## TEXTO FUENTE

%%

7 marzo: CON TU PACIENCIA, SEÑOR, NUESTRA HIGUERA DARÁ FRUTO . Por Lidia Alcántara (Carcaixent)
Domingo III de Cuaresma, Ciclo C, Lc 13, 1-9
El evangelio de esta semana comienza contando que “algunos” se acercan a Jesús para hablarle de “otros”. ¡Se ve que lo de “cotillear” de los demás es algo que viene de antiguo! Y es que parece que siempre es más fácil hablar de lo que hacen otros, juzgándolo incluso, que de lo que hacemos, sentimos y vivimos nosotros mismos. Si no, párate a pensar en las conversaciones que has tenido hoy: ¿abundan más las que se referían a “otros”, o las que iban sobre ti y tu manera de vivir los acontecimientos?

%%

[Datos de reconocimiento de la estructura del documento]
%%

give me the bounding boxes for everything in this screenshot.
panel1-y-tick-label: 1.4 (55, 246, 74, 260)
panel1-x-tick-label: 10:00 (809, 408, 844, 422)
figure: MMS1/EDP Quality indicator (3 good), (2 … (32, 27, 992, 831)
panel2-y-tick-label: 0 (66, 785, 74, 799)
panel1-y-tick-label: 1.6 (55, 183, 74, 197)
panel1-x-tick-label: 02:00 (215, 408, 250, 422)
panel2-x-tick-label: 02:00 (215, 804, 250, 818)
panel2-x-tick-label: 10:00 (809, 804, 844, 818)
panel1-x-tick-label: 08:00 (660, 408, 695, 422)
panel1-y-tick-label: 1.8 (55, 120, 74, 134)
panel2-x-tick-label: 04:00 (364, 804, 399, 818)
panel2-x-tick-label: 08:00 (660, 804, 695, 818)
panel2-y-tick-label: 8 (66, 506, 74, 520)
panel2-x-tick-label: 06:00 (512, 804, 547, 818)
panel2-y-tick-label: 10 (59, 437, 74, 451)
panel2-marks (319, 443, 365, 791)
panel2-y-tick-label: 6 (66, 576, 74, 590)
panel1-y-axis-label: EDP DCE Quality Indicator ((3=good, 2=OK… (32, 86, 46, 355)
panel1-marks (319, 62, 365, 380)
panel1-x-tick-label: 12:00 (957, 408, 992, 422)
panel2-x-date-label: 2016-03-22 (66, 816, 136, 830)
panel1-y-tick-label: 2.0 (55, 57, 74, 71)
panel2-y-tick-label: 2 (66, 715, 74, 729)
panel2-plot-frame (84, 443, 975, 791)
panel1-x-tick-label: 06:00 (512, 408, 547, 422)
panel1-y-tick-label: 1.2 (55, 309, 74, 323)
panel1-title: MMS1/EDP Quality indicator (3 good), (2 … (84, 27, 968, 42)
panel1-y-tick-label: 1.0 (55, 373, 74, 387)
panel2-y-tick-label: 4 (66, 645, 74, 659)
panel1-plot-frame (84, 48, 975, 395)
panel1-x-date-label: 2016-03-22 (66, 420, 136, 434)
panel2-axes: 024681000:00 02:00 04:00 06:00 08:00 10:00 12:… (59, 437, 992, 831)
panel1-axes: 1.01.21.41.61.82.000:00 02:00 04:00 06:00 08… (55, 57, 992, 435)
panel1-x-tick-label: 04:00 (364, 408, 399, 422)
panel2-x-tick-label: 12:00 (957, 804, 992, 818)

%%

## SOBRE EL EJERCICIO
¿Qué palabras aparecen entre comillas en el comentario al evangelio? Enuméralas por orden de aparición y sin repetir ninguna.

## SOLUCIÓN ESCRITA
algunos, otros, cotillear